- [Data for this exercise]
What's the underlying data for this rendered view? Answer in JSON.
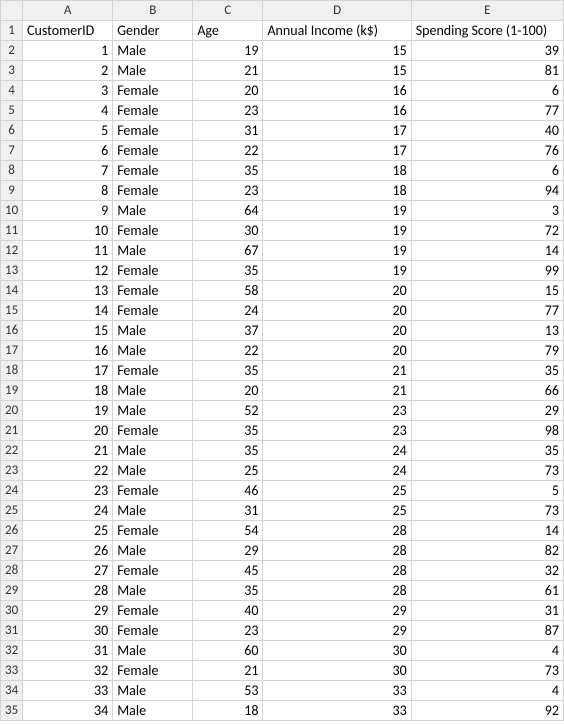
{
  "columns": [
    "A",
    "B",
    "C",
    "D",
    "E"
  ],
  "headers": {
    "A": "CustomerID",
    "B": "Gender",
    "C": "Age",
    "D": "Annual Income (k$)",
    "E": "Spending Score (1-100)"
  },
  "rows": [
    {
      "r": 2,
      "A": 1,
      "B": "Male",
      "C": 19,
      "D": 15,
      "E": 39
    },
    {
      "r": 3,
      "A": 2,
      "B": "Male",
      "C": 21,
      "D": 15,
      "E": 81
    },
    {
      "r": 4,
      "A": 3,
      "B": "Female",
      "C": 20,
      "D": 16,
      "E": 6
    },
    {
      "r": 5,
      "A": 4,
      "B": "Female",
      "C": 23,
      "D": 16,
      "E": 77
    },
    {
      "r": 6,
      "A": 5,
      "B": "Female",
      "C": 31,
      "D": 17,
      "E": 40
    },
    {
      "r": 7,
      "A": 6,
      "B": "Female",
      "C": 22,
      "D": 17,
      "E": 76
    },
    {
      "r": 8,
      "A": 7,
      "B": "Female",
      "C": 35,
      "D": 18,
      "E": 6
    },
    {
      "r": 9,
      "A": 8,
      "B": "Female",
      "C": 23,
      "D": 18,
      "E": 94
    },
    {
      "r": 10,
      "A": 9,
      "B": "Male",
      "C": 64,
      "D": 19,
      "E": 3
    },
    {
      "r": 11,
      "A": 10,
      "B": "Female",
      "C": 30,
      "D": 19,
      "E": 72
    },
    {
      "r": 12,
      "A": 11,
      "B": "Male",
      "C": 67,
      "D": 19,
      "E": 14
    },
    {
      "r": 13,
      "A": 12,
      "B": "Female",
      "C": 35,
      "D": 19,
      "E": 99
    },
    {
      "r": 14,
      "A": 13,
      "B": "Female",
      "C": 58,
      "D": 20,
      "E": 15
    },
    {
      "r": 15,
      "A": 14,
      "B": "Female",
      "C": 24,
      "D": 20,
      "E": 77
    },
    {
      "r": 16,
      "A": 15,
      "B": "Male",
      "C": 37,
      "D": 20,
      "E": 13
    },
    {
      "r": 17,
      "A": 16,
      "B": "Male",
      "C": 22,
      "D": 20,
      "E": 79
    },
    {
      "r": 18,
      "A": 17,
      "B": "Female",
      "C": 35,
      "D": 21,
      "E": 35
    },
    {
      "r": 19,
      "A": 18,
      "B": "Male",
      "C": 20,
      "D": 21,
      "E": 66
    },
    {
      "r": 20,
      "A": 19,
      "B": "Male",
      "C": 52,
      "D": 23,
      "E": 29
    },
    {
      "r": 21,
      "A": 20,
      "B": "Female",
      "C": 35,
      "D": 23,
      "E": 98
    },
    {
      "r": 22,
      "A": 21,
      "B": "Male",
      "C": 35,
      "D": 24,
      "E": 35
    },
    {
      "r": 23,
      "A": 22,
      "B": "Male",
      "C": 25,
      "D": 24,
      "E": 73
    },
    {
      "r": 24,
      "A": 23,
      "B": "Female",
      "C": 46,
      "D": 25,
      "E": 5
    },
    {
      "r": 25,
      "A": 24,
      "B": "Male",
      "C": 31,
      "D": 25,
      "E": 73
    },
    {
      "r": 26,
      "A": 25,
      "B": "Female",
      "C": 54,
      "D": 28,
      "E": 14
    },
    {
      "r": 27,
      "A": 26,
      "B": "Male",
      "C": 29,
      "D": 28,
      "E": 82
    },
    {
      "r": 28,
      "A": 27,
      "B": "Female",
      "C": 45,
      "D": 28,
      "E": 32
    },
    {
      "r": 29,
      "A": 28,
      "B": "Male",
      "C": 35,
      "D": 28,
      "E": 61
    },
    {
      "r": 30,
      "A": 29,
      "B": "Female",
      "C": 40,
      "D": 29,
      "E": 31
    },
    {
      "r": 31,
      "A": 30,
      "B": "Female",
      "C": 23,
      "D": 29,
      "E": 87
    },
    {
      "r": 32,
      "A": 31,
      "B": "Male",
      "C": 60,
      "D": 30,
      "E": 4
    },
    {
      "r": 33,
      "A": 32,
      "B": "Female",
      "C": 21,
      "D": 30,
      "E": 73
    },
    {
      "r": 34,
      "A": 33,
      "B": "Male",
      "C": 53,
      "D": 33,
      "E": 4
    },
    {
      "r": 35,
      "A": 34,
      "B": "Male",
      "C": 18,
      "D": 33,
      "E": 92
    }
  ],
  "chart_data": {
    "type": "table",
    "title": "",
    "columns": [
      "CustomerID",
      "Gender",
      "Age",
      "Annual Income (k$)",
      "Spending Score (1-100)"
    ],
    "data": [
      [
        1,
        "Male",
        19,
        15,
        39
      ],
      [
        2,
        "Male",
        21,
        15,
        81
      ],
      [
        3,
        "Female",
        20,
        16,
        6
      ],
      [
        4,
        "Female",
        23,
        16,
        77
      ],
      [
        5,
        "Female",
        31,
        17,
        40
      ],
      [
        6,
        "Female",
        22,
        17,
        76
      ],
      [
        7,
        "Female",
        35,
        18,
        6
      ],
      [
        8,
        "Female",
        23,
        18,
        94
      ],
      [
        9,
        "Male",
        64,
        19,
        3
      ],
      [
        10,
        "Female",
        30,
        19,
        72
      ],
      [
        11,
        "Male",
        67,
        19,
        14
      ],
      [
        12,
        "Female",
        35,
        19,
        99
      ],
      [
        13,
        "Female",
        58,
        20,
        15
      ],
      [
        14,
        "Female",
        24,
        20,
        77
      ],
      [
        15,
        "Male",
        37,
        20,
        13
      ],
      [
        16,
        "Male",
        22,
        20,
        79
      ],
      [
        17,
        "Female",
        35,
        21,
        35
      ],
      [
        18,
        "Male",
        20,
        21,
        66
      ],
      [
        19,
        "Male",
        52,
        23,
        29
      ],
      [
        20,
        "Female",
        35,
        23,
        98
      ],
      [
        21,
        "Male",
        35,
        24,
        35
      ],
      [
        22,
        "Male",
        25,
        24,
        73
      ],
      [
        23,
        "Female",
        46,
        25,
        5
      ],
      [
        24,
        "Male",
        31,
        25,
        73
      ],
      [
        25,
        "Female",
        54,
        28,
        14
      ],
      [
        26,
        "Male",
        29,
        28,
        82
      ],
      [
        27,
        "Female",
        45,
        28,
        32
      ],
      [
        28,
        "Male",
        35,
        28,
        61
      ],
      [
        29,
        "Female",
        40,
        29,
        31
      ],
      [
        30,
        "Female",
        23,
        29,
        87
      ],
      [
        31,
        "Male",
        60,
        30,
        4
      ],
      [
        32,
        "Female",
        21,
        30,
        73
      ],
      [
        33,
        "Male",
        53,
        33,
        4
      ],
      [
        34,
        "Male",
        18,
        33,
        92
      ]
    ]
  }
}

- [Stated goal] Copy the records exactly as they appear, excluding images.

- [The solution]
What's the underlying data for this rendered view? Answer in JSON.
{
  "columns": [
    "A",
    "B",
    "C",
    "D",
    "E"
  ],
  "headers": {
    "A": "CustomerID",
    "B": "Gender",
    "C": "Age",
    "D": "Annual Income (k$)",
    "E": "Spending Score (1-100)"
  },
  "rows": [
    {
      "r": 2,
      "A": 1,
      "B": "Male",
      "C": 19,
      "D": 15,
      "E": 39
    },
    {
      "r": 3,
      "A": 2,
      "B": "Male",
      "C": 21,
      "D": 15,
      "E": 81
    },
    {
      "r": 4,
      "A": 3,
      "B": "Female",
      "C": 20,
      "D": 16,
      "E": 6
    },
    {
      "r": 5,
      "A": 4,
      "B": "Female",
      "C": 23,
      "D": 16,
      "E": 77
    },
    {
      "r": 6,
      "A": 5,
      "B": "Female",
      "C": 31,
      "D": 17,
      "E": 40
    },
    {
      "r": 7,
      "A": 6,
      "B": "Female",
      "C": 22,
      "D": 17,
      "E": 76
    },
    {
      "r": 8,
      "A": 7,
      "B": "Female",
      "C": 35,
      "D": 18,
      "E": 6
    },
    {
      "r": 9,
      "A": 8,
      "B": "Female",
      "C": 23,
      "D": 18,
      "E": 94
    },
    {
      "r": 10,
      "A": 9,
      "B": "Male",
      "C": 64,
      "D": 19,
      "E": 3
    },
    {
      "r": 11,
      "A": 10,
      "B": "Female",
      "C": 30,
      "D": 19,
      "E": 72
    },
    {
      "r": 12,
      "A": 11,
      "B": "Male",
      "C": 67,
      "D": 19,
      "E": 14
    },
    {
      "r": 13,
      "A": 12,
      "B": "Female",
      "C": 35,
      "D": 19,
      "E": 99
    },
    {
      "r": 14,
      "A": 13,
      "B": "Female",
      "C": 58,
      "D": 20,
      "E": 15
    },
    {
      "r": 15,
      "A": 14,
      "B": "Female",
      "C": 24,
      "D": 20,
      "E": 77
    },
    {
      "r": 16,
      "A": 15,
      "B": "Male",
      "C": 37,
      "D": 20,
      "E": 13
    },
    {
      "r": 17,
      "A": 16,
      "B": "Male",
      "C": 22,
      "D": 20,
      "E": 79
    },
    {
      "r": 18,
      "A": 17,
      "B": "Female",
      "C": 35,
      "D": 21,
      "E": 35
    },
    {
      "r": 19,
      "A": 18,
      "B": "Male",
      "C": 20,
      "D": 21,
      "E": 66
    },
    {
      "r": 20,
      "A": 19,
      "B": "Male",
      "C": 52,
      "D": 23,
      "E": 29
    },
    {
      "r": 21,
      "A": 20,
      "B": "Female",
      "C": 35,
      "D": 23,
      "E": 98
    },
    {
      "r": 22,
      "A": 21,
      "B": "Male",
      "C": 35,
      "D": 24,
      "E": 35
    },
    {
      "r": 23,
      "A": 22,
      "B": "Male",
      "C": 25,
      "D": 24,
      "E": 73
    },
    {
      "r": 24,
      "A": 23,
      "B": "Female",
      "C": 46,
      "D": 25,
      "E": 5
    },
    {
      "r": 25,
      "A": 24,
      "B": "Male",
      "C": 31,
      "D": 25,
      "E": 73
    },
    {
      "r": 26,
      "A": 25,
      "B": "Female",
      "C": 54,
      "D": 28,
      "E": 14
    },
    {
      "r": 27,
      "A": 26,
      "B": "Male",
      "C": 29,
      "D": 28,
      "E": 82
    },
    {
      "r": 28,
      "A": 27,
      "B": "Female",
      "C": 45,
      "D": 28,
      "E": 32
    },
    {
      "r": 29,
      "A": 28,
      "B": "Male",
      "C": 35,
      "D": 28,
      "E": 61
    },
    {
      "r": 30,
      "A": 29,
      "B": "Female",
      "C": 40,
      "D": 29,
      "E": 31
    },
    {
      "r": 31,
      "A": 30,
      "B": "Female",
      "C": 23,
      "D": 29,
      "E": 87
    },
    {
      "r": 32,
      "A": 31,
      "B": "Male",
      "C": 60,
      "D": 30,
      "E": 4
    },
    {
      "r": 33,
      "A": 32,
      "B": "Female",
      "C": 21,
      "D": 30,
      "E": 73
    },
    {
      "r": 34,
      "A": 33,
      "B": "Male",
      "C": 53,
      "D": 33,
      "E": 4
    },
    {
      "r": 35,
      "A": 34,
      "B": "Male",
      "C": 18,
      "D": 33,
      "E": 92
    }
  ],
  "chart_data": {
    "type": "table",
    "title": "",
    "columns": [
      "CustomerID",
      "Gender",
      "Age",
      "Annual Income (k$)",
      "Spending Score (1-100)"
    ],
    "data": [
      [
        1,
        "Male",
        19,
        15,
        39
      ],
      [
        2,
        "Male",
        21,
        15,
        81
      ],
      [
        3,
        "Female",
        20,
        16,
        6
      ],
      [
        4,
        "Female",
        23,
        16,
        77
      ],
      [
        5,
        "Female",
        31,
        17,
        40
      ],
      [
        6,
        "Female",
        22,
        17,
        76
      ],
      [
        7,
        "Female",
        35,
        18,
        6
      ],
      [
        8,
        "Female",
        23,
        18,
        94
      ],
      [
        9,
        "Male",
        64,
        19,
        3
      ],
      [
        10,
        "Female",
        30,
        19,
        72
      ],
      [
        11,
        "Male",
        67,
        19,
        14
      ],
      [
        12,
        "Female",
        35,
        19,
        99
      ],
      [
        13,
        "Female",
        58,
        20,
        15
      ],
      [
        14,
        "Female",
        24,
        20,
        77
      ],
      [
        15,
        "Male",
        37,
        20,
        13
      ],
      [
        16,
        "Male",
        22,
        20,
        79
      ],
      [
        17,
        "Female",
        35,
        21,
        35
      ],
      [
        18,
        "Male",
        20,
        21,
        66
      ],
      [
        19,
        "Male",
        52,
        23,
        29
      ],
      [
        20,
        "Female",
        35,
        23,
        98
      ],
      [
        21,
        "Male",
        35,
        24,
        35
      ],
      [
        22,
        "Male",
        25,
        24,
        73
      ],
      [
        23,
        "Female",
        46,
        25,
        5
      ],
      [
        24,
        "Male",
        31,
        25,
        73
      ],
      [
        25,
        "Female",
        54,
        28,
        14
      ],
      [
        26,
        "Male",
        29,
        28,
        82
      ],
      [
        27,
        "Female",
        45,
        28,
        32
      ],
      [
        28,
        "Male",
        35,
        28,
        61
      ],
      [
        29,
        "Female",
        40,
        29,
        31
      ],
      [
        30,
        "Female",
        23,
        29,
        87
      ],
      [
        31,
        "Male",
        60,
        30,
        4
      ],
      [
        32,
        "Female",
        21,
        30,
        73
      ],
      [
        33,
        "Male",
        53,
        33,
        4
      ],
      [
        34,
        "Male",
        18,
        33,
        92
      ]
    ]
  }
}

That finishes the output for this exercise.